■ INSTRUCCIONES Y REQUISITOS:
Imprime sin cambios la parte del fragmento sobre el conservadurismo católico en los países andinos que empieza con las palabras que contienen "En todos los" y termina con "muchas veces europeo.".

■ FRAGMENTO SELECCIONADO:
______
Entre los conservadores católicos había un convencimiento que los enemigos no sólo venían de fuera; sino también, de casa: una suerte de quinta columna de católicos equivocados que absorbían la doctrina liberal, socialista, entre otras. Por ello, la Iglesia debía cristianizar o evangelizar a la población y cumplir un rol rector en la educación moral y religiosa, y, sobre todo, no se debía tolerar otros cultos.
En todos los países andinos, se desarrolló el mismo pensamiento conservador católico, si bien con rasgos nacionales, así como en el resto de los países hispanoamericanos. La organización de los grupos católicos se vinculó así al mundo asociativo, donde la participación de las mujeres fue intensa, animada por una práctica religiosa más relacionada con la ayuda a la sociedad a través de la educación, la beneficencia y la salud por medio de antiguas y nuevas órdenes religiosas de origen muchas veces europeo.
Vale la pena aclarar que, sin embargo, hubo países con una experiencia conservadora fuerte, conducidos por gobiernos que representaron estas tendencias, y otros que pasaron por experiencias de menor intensidad. De modo rápido, Ecuador y Colombia tuvieron gobiernos conservadores duros y guerras civiles muy marcadas por la cuestión religiosa. Los gobiernos de Gabriel García Moreno en Ecuador (1860-1865, 1869-1875) y de Rafael Núñez en las dos últimas dos décadas del XIX en Colombia así lo atestiguan.
En cambio, Perú o Bolivia no tuvieron experiencias similares. Por supuesto, ello no significa que no hubo un conservadurismo activo y militante. El general Manuel Ignacio Vivanco se rebeló contra Ramón Castilla por la Constitución liberal de 1856, en defensa de la religión católica. Lo derrotó Castilla, y al final se volvió a promulgar una nueva constitución moderadamente conservadora, la de 1860, que al margen de un pequeño altibajo perduró hasta 1920, en tiempos de Augusto B. Leguía.
¿Cómo explicar las diferencias entre los países andinos? Es difícil proponer un motivo estructural de tipo social, eclesiástico o de otra naturaleza. Buena parte de la razón de este disenso se relaciona con la narrativa histórica y la formación de las culturas políticas de cada país, cuyas diferencias regionales fueron generando identidades políticas de índole conservadora y católica durante el siglo XIX, fueran estas fuertes o débiles.
______
■ INFORMACIÓN PROPORCIONADA:
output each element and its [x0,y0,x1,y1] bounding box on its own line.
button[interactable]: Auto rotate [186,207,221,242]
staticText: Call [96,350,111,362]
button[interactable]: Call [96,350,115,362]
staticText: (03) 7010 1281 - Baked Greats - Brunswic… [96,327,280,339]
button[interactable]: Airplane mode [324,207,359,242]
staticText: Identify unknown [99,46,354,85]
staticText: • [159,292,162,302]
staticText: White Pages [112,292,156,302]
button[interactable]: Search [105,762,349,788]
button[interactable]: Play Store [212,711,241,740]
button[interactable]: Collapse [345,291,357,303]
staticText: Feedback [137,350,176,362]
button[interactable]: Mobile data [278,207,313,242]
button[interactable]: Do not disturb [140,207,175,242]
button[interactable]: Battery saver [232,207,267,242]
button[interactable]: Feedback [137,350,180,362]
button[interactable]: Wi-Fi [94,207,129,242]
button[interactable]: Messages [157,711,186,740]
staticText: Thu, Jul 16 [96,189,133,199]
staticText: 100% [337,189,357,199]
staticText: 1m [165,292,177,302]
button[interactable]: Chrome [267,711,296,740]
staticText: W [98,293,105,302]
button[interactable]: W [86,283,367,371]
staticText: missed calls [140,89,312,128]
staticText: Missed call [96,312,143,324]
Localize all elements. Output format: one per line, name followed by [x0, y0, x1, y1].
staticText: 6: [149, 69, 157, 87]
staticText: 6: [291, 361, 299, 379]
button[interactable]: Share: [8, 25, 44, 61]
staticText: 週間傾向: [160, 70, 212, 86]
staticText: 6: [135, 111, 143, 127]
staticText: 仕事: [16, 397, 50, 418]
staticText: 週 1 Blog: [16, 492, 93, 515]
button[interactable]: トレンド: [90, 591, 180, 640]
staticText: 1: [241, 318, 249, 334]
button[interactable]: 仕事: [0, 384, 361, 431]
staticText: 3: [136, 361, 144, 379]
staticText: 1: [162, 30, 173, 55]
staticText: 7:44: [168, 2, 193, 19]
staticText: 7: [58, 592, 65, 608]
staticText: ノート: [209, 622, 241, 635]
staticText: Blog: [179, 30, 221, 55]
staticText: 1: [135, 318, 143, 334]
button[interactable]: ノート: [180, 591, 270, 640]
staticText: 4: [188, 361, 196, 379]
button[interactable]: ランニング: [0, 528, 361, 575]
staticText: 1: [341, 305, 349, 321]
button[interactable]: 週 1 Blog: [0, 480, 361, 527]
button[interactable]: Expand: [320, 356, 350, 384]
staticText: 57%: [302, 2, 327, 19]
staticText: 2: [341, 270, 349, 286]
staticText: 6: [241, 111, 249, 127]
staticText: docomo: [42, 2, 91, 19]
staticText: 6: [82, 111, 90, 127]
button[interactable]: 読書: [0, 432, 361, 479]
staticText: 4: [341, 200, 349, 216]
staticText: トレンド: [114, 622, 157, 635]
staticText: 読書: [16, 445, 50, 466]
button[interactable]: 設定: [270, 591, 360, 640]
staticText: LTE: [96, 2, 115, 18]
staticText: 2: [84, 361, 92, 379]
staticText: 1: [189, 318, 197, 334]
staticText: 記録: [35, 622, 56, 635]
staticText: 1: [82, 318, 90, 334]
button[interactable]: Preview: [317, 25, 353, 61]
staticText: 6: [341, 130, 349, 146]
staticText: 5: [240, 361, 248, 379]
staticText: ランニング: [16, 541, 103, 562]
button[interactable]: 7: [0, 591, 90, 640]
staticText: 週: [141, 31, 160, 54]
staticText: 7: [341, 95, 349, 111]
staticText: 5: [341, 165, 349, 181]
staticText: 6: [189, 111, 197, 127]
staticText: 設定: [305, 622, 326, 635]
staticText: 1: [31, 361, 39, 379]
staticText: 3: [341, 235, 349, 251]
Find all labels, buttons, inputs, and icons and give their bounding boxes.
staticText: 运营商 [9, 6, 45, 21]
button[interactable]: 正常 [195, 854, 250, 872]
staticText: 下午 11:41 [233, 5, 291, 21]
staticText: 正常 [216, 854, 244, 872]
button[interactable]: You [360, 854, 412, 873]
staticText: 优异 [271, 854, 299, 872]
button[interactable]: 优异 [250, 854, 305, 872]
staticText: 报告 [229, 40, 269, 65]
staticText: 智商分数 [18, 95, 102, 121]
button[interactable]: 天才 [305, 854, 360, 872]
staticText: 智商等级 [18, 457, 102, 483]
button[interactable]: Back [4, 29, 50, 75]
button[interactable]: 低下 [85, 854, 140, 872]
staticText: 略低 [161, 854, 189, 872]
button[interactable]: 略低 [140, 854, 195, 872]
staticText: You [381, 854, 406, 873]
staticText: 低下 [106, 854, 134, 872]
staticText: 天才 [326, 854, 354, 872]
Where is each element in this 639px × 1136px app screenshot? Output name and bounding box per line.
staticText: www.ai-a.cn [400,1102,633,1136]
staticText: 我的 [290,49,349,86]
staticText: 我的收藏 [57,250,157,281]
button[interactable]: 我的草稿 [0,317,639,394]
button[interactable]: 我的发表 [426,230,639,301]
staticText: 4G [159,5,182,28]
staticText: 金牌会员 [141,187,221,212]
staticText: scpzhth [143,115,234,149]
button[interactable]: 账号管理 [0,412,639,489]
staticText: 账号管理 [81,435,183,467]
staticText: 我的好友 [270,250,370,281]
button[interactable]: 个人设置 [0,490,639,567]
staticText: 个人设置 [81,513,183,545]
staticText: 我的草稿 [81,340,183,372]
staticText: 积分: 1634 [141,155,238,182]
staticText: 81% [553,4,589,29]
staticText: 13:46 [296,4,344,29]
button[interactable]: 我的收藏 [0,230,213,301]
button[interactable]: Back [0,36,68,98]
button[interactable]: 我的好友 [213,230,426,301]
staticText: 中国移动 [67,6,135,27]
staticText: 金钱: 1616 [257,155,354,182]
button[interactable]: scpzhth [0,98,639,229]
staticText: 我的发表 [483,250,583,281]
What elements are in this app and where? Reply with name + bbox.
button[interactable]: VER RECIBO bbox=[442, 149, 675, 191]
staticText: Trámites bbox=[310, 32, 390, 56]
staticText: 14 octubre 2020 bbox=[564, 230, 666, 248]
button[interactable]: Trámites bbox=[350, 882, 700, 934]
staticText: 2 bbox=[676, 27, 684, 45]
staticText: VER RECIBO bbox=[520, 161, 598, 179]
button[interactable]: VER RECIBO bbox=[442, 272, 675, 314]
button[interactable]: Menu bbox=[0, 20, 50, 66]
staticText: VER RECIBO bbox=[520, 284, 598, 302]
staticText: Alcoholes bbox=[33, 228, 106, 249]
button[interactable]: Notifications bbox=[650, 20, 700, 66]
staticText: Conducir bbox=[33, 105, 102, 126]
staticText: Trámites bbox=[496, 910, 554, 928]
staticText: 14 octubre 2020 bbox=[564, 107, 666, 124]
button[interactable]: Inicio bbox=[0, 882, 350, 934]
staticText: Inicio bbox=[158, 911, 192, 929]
______
■ RESPUESTA:
En todos los países andinos, se desarrolló el mismo pensamiento conservador católico, si bien con rasgos nacionales, así como en el resto de los países hispanoamericanos. La organización de los grupos católicos se vinculó así al mundo asociativo, donde la participación de las mujeres fue intensa, animada por una práctica religiosa más relacionada con la ayuda a la sociedad a través de la educación, la beneficencia y la salud por medio de antiguas y nuevas órdenes religiosas de origen muchas veces europeo.